### SOURCE EXTRACT

────────────────────────────────────────

The urgency of the opioid epidemic is now recognized at a national level, but states have been dealing with the issue for years. Neither of the two most prominent federal responses—prescription drug monitoring programs (PDMPs) to discourage the inappropriate prescribing of opioids, and use of naloxone to reverse overdoses—is treatment. But the third response, as detailed in a March announcement from the U.S. Department of Health and Human Services (HHS) on how to approach the epidemic, is medication-assisted treatment (MAT) with methadone, buprenorphine and naltrexone, a strategy that a small group of states has already embraced.
“States see the urgency of any problem more quickly than the federal government,” either the executive branch or Congress, says Rob Morrison, executive director of the National Association of State Alcohol and Drug Abuse Directors (NASADAD). It just takes more time for the federal government to respond to a problem. The slowness at times is “frustrating, exasperating, and exhausting,” Morrison admits.
“States can’t wait,” he says. “They have to move, they have to act, they have to deal with what they see on the ground.”
At the federal level, there is a proposed $40 million spending cut for the Substance Abuse and Mental Health Services Administration's (SAMHSA's) Center for Substance Abuse Treatment (CSAT) for fiscal year 2016. “That’s tough messaging to absorb during a time when we’re facing such a challenge,” says Morrison.
However, HHS Secretary Sylvia Burwell has made addressing the opioid crisis a priority, with additional funding for treatment. There is an additional proposed $25 million for opioid addiction treatment, and MAT would constitute an allowable use of this money. There also is a proposed increase of $10 million for prescription drug abuse prevention. While this isn’t enough money, says Morrison, no proposed budget has ever been able to address the true demand.
Having Michael Botticelli as director of the Office of National Drug Control Policy (a Cabinet-level official who used to run the treatment system in Massachusetts) also benefits the field greatly, says Morrison. Botticelli has repeatedly championed the use of MAT. “That helps make treatment a priority,” says Morrison.
In January 2013, NASADAD issued a consensus statement, signed by all state directors with authority over the federal Substance Abuse Prevention and Treatment block grant, endorsing MAT. It was an important clinical statement, sending a message to providers across the country that methadone, buprenorphine and naltrexone are the appropriate evidence-based treatments for opioid use disorders. NASADAD earlier this year issued an opioid fact sheet as well.
Addiction Professional spoke this month with two state directors with authority over the block grant who have managed innovative approaches to treatment of opioid use disorders. Mark Stringer, director of the Division of Behavioral Health in Missouri, oversees efforts that focus on oral naltrexone and the injectable formulation Vivitrol, but that also use buprenorphine and, in the opioid treatment programs (OTPs), methadone. We also talked to Barbara Cimaglio, deputy commissioner for the Vermont Division of Alcohol and Drug Abuse Programs, who has overseen an ambitious program to get every Vermonter who needs treatment for opioid use disorders into either an OTP—the only type of facility that can provide methadone—or an office-based treatment program that uses buprenorphine.
Missouri and Vivitrol
“We embraced MAT early on in our public system,” says Missouri's Stringer. “All of our providers are providing at least oral naltrexone and Vivitrol; some are also providing buprenorphine, with methadone provided by our opioid treatment programs.”

────────────────────────────────────────

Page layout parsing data
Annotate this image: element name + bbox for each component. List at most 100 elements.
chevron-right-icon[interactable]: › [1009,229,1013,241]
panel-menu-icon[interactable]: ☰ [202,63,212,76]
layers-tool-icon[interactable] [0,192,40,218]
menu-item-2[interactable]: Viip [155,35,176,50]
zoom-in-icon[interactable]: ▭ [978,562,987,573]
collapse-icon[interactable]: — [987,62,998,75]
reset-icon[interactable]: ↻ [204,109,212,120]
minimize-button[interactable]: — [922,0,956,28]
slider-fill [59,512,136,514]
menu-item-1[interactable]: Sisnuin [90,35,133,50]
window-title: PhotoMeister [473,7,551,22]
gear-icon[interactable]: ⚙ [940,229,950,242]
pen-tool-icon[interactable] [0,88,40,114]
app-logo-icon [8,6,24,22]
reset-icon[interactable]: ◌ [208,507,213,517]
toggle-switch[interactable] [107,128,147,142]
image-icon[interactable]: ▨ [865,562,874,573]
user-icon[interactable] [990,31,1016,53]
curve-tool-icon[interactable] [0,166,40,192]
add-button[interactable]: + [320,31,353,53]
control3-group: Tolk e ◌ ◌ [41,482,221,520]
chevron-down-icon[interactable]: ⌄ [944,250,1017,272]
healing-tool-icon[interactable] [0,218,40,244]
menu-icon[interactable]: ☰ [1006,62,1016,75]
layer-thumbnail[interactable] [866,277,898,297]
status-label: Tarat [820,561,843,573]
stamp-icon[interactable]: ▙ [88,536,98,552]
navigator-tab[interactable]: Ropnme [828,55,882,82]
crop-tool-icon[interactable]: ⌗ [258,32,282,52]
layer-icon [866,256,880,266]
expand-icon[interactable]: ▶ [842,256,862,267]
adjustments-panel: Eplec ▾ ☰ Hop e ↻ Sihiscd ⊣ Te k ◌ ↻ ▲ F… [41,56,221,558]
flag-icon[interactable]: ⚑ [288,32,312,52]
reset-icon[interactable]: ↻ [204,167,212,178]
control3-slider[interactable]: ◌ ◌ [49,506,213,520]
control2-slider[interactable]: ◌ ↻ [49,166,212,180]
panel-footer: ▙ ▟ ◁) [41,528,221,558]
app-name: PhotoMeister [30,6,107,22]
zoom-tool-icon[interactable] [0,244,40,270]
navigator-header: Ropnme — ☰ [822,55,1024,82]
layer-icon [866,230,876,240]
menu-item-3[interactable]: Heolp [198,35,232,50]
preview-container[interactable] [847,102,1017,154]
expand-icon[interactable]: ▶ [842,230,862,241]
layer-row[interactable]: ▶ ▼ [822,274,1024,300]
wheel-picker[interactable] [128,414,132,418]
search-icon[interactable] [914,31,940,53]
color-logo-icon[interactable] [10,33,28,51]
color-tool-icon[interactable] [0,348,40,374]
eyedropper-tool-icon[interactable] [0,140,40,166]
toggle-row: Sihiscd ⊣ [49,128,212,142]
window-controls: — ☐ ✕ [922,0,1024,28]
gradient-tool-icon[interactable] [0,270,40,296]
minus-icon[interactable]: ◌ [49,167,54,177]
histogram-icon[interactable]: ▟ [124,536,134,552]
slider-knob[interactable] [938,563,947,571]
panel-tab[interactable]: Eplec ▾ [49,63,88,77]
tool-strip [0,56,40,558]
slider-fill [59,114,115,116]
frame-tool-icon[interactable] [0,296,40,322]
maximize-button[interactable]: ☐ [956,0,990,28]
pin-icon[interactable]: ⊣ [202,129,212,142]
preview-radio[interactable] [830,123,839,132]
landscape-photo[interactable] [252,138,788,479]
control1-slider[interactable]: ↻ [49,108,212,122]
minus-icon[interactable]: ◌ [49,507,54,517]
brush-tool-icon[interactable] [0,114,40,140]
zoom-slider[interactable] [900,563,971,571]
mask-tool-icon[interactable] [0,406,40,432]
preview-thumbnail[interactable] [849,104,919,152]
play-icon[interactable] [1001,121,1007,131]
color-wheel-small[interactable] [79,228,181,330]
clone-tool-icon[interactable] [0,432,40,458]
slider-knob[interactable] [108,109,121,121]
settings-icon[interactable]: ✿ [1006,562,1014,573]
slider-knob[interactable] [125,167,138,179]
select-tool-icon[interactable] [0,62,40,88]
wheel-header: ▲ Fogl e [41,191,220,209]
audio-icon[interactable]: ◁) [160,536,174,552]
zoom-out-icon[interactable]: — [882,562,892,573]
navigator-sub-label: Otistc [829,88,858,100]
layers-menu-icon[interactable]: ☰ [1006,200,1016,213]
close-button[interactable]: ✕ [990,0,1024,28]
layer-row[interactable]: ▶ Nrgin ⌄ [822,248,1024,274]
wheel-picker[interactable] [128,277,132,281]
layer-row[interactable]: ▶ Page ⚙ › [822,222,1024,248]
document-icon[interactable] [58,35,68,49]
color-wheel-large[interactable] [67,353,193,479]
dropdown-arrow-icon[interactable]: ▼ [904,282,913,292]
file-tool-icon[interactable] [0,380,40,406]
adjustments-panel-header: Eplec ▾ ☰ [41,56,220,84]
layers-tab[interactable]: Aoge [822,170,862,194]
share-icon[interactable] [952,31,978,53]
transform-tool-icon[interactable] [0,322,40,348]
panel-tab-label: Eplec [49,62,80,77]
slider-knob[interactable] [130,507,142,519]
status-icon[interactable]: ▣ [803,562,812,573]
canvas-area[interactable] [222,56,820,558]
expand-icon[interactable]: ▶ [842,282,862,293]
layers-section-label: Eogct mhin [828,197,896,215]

────────────────────────────────────────

### ACTIONS TO TAKE
A: In the opioid epidemic article, quote the passage that begins with the words containing "At the federal" and ends with "the true demand.".
B: List every dollar amount the opioid epidemic article mentions, and say what each one is for.

### ANSWERS PROVIDED
A:
At the federal level, there is a proposed $40 million spending cut for the Substance Abuse and Mental Health Services Administration's (SAMHSA's) Center for Substance Abuse Treatment (CSAT) for fiscal year 2016. “That’s tough messaging to absorb during a time when we’re facing such a challenge,” says Morrison.
However, HHS Secretary Sylvia Burwell has made addressing the opioid crisis a priority, with additional funding for treatment. There is an additional proposed $25 million for opioid addiction treatment, and MAT would constitute an allowable use of this money. There also is a proposed increase of $10 million for prescription drug abuse prevention. While this isn’t enough money, says Morrison, no proposed budget has ever been able to address the true demand.

B:
- $40 million: a proposed spending cut for SAMHSA's Center for Substance Abuse Treatment (CSAT) for fiscal year 2016
- $25 million: additional proposed funding for opioid addiction treatment
- $10 million: a proposed increase for prescription drug abuse prevention